__GIVEN PROBLEM__. Every record that follows must be duplicated exactly, with images left out.

__DATASET RECORDS__.
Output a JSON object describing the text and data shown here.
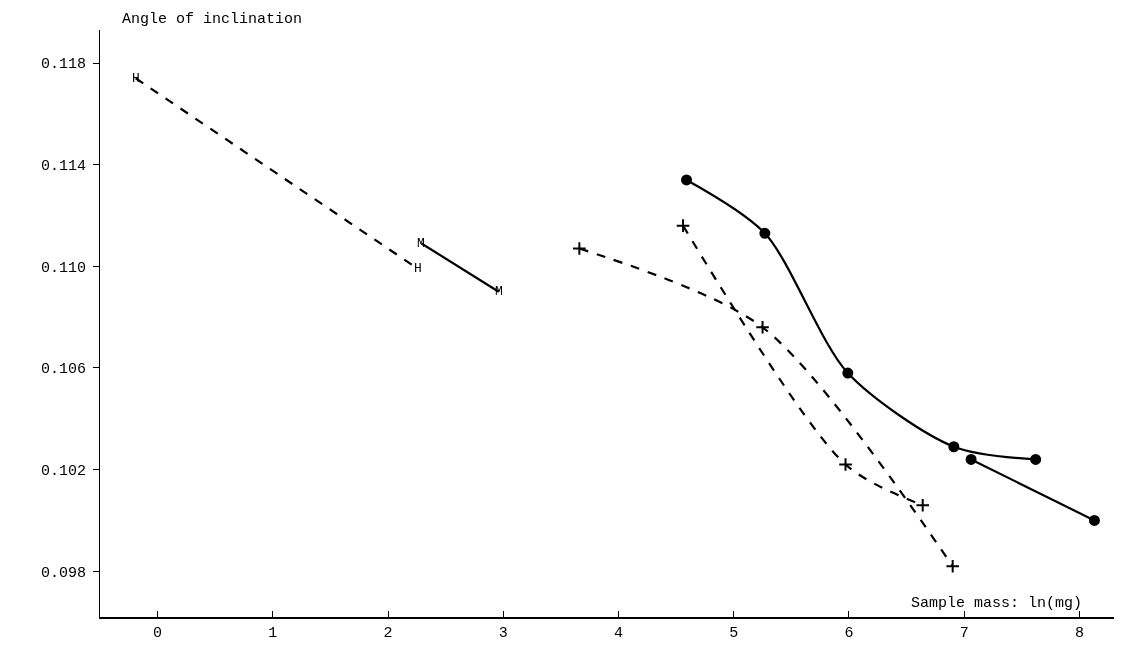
{
  "chart_data": {
    "type": "line",
    "xlabel": "Sample mass: ln(mg)",
    "ylabel": "Angle of inclination",
    "xlim": [
      -0.5,
      8.3
    ],
    "xticks": [
      0,
      1,
      2,
      3,
      4,
      5,
      6,
      7,
      8
    ],
    "ylim": [
      0.0962,
      0.1193
    ],
    "yticks": [
      0.098,
      0.102,
      0.106,
      {
        "value": 0.11,
        "label": "0.110"
      },
      0.114,
      0.118
    ],
    "grid": false,
    "series": [
      {
        "color": "#000000",
        "line_style": "dashed",
        "marker": "none",
        "x": [
          -0.19,
          2.26
        ],
        "values": [
          0.1174,
          0.1099
        ]
      },
      {
        "color": "#000000",
        "line_style": "solid",
        "marker": "none",
        "x": [
          2.29,
          2.96
        ],
        "values": [
          0.1109,
          0.109
        ]
      },
      {
        "color": "#000000",
        "line_style": "dashed",
        "marker": "cross",
        "x": [
          3.66,
          5.25,
          6.9
        ],
        "values": [
          0.1107,
          0.1076,
          0.0982
        ]
      },
      {
        "color": "#000000",
        "line_style": "dashed",
        "marker": "cross",
        "x": [
          4.56,
          5.97,
          6.64
        ],
        "values": [
          0.1116,
          0.1022,
          0.1006
        ]
      },
      {
        "color": "#000000",
        "line_style": "solid",
        "marker": "circle",
        "x": [
          4.59,
          5.27,
          5.99,
          6.91,
          7.62
        ],
        "values": [
          0.1134,
          0.1113,
          0.1058,
          0.1029,
          0.1024
        ]
      },
      {
        "color": "#000000",
        "line_style": "solid",
        "marker": "circle",
        "x": [
          7.06,
          8.13
        ],
        "values": [
          0.1024,
          0.1
        ]
      }
    ],
    "annotations": [
      {
        "text": "H",
        "x": -0.19,
        "y": 0.1174
      },
      {
        "text": "H",
        "x": 2.26,
        "y": 0.1099
      },
      {
        "text": "M",
        "x": 2.29,
        "y": 0.1109
      },
      {
        "text": "M",
        "x": 2.96,
        "y": 0.109
      }
    ]
  }
}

__RIGHT ANSWER__.
Output a JSON object describing the text and data shown here.
{
  "chart_data": {
    "type": "line",
    "xlabel": "Sample mass: ln(mg)",
    "ylabel": "Angle of inclination",
    "xlim": [
      -0.5,
      8.3
    ],
    "xticks": [
      0,
      1,
      2,
      3,
      4,
      5,
      6,
      7,
      8
    ],
    "ylim": [
      0.0962,
      0.1193
    ],
    "yticks": [
      0.098,
      0.102,
      0.106,
      {
        "value": 0.11,
        "label": "0.110"
      },
      0.114,
      0.118
    ],
    "grid": false,
    "series": [
      {
        "color": "#000000",
        "line_style": "dashed",
        "marker": "none",
        "x": [
          -0.19,
          2.26
        ],
        "values": [
          0.1174,
          0.1099
        ]
      },
      {
        "color": "#000000",
        "line_style": "solid",
        "marker": "none",
        "x": [
          2.29,
          2.96
        ],
        "values": [
          0.1109,
          0.109
        ]
      },
      {
        "color": "#000000",
        "line_style": "dashed",
        "marker": "cross",
        "x": [
          3.66,
          5.25,
          6.9
        ],
        "values": [
          0.1107,
          0.1076,
          0.0982
        ]
      },
      {
        "color": "#000000",
        "line_style": "dashed",
        "marker": "cross",
        "x": [
          4.56,
          5.97,
          6.64
        ],
        "values": [
          0.1116,
          0.1022,
          0.1006
        ]
      },
      {
        "color": "#000000",
        "line_style": "solid",
        "marker": "circle",
        "x": [
          4.59,
          5.27,
          5.99,
          6.91,
          7.62
        ],
        "values": [
          0.1134,
          0.1113,
          0.1058,
          0.1029,
          0.1024
        ]
      },
      {
        "color": "#000000",
        "line_style": "solid",
        "marker": "circle",
        "x": [
          7.06,
          8.13
        ],
        "values": [
          0.1024,
          0.1
        ]
      }
    ],
    "annotations": [
      {
        "text": "H",
        "x": -0.19,
        "y": 0.1174
      },
      {
        "text": "H",
        "x": 2.26,
        "y": 0.1099
      },
      {
        "text": "M",
        "x": 2.29,
        "y": 0.1109
      },
      {
        "text": "M",
        "x": 2.96,
        "y": 0.109
      }
    ]
  }
}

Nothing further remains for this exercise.